■ AIM
Exactly as written, print each record in the listing.

■ RECORDS TO USE

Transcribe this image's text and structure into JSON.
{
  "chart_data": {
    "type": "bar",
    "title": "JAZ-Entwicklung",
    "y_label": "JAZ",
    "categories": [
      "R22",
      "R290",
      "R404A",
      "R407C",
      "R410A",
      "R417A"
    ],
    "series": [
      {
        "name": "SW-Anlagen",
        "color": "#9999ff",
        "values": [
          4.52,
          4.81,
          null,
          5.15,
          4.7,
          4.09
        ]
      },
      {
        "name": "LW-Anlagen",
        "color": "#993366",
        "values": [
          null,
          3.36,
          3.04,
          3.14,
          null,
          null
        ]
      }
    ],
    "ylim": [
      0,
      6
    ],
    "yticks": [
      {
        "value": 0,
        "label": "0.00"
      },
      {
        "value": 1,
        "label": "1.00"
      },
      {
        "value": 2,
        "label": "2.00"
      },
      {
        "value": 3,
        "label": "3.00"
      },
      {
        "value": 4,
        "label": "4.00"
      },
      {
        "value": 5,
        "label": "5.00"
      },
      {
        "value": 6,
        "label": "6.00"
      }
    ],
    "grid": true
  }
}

■ SOLUTION FOR THIS EXERCISE
Transcribe this image's text and structure into JSON.
{
  "chart_data": {
    "type": "bar",
    "title": "JAZ-Entwicklung",
    "y_label": "JAZ",
    "categories": [
      "R22",
      "R290",
      "R404A",
      "R407C",
      "R410A",
      "R417A"
    ],
    "series": [
      {
        "name": "SW-Anlagen",
        "color": "#9999ff",
        "values": [
          4.52,
          4.81,
          null,
          5.15,
          4.7,
          4.09
        ]
      },
      {
        "name": "LW-Anlagen",
        "color": "#993366",
        "values": [
          null,
          3.36,
          3.04,
          3.14,
          null,
          null
        ]
      }
    ],
    "ylim": [
      0,
      6
    ],
    "yticks": [
      {
        "value": 0,
        "label": "0.00"
      },
      {
        "value": 1,
        "label": "1.00"
      },
      {
        "value": 2,
        "label": "2.00"
      },
      {
        "value": 3,
        "label": "3.00"
      },
      {
        "value": 4,
        "label": "4.00"
      },
      {
        "value": 5,
        "label": "5.00"
      },
      {
        "value": 6,
        "label": "6.00"
      }
    ],
    "grid": true
  }
}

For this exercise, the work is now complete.